- The exercise: Wherever a line holds the string "Spese", copy that line.

- Rows:
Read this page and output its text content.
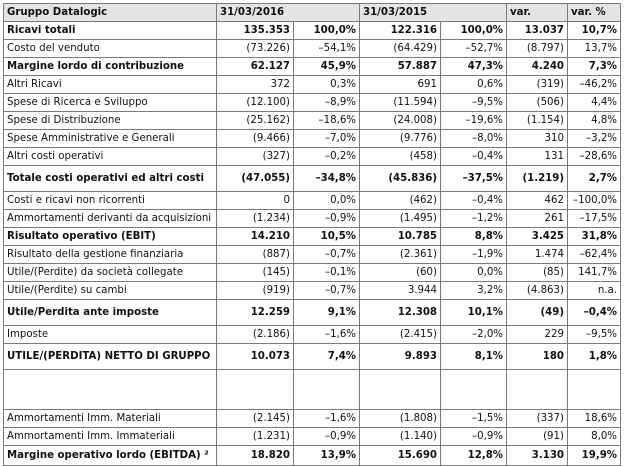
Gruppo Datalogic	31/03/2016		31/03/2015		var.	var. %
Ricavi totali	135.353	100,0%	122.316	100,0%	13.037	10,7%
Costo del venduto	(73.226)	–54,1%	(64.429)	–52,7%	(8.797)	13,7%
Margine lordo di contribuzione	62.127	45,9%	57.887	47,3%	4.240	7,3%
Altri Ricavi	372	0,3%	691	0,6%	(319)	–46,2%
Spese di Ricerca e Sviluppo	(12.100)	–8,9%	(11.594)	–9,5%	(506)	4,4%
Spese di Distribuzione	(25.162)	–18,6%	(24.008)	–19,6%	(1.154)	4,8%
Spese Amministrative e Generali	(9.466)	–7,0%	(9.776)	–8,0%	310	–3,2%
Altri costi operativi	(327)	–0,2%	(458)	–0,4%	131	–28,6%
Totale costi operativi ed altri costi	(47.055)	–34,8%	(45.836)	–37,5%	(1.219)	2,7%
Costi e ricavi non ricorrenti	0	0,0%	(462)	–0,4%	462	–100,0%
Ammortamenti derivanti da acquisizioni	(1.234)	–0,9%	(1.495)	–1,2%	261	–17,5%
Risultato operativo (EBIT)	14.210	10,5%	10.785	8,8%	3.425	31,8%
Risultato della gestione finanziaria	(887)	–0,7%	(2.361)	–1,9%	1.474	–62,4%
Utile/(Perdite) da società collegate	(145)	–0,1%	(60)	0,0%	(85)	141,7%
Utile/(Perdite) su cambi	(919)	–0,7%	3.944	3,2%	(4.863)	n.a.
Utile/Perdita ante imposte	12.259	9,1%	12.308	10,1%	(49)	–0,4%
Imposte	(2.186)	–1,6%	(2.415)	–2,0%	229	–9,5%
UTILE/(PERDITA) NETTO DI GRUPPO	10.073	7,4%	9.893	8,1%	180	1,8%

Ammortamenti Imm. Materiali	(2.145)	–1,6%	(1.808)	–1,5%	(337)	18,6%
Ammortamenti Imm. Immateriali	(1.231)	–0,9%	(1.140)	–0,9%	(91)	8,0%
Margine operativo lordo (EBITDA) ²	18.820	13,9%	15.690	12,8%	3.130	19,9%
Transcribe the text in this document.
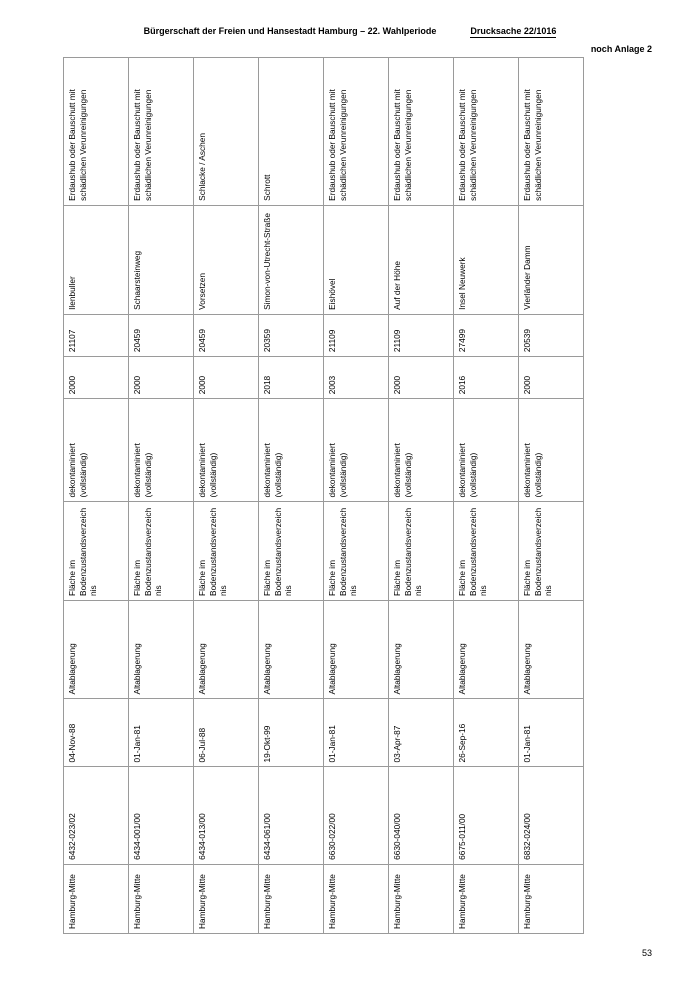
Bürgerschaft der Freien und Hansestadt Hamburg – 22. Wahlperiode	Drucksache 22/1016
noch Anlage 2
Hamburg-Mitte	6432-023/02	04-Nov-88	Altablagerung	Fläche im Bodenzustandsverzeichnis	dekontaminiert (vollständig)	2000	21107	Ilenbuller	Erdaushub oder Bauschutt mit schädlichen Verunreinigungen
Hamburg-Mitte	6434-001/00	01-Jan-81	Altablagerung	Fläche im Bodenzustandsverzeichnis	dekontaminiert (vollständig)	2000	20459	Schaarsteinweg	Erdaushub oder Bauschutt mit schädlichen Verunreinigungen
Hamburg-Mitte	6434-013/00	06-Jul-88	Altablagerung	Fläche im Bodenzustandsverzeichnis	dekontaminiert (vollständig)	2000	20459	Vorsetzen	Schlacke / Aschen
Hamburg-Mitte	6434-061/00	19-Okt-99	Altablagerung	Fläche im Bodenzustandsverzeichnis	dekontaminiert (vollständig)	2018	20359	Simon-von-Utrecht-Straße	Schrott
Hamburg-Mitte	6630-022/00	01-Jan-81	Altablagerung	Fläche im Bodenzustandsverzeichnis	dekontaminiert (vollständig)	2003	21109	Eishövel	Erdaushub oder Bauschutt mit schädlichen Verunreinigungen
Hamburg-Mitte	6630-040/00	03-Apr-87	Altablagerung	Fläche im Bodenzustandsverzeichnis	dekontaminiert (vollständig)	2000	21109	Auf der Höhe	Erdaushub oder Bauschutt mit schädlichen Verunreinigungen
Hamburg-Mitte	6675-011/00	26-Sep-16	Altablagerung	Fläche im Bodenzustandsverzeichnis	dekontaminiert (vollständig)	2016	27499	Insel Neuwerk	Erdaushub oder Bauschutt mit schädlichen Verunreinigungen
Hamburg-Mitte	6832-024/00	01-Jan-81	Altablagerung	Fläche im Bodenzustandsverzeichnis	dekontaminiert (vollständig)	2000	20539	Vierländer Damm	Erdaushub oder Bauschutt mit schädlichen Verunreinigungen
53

- Solution for this problem:
Spese di Ricerca e Sviluppo	(12.100)	–8,9%	(11.594)	–9,5%	(506)	4,4%
Spese di Distribuzione	(25.162)	–18,6%	(24.008)	–19,6%	(1.154)	4,8%
Spese Amministrative e Generali	(9.466)	–7,0%	(9.776)	–8,0%	310	–3,2%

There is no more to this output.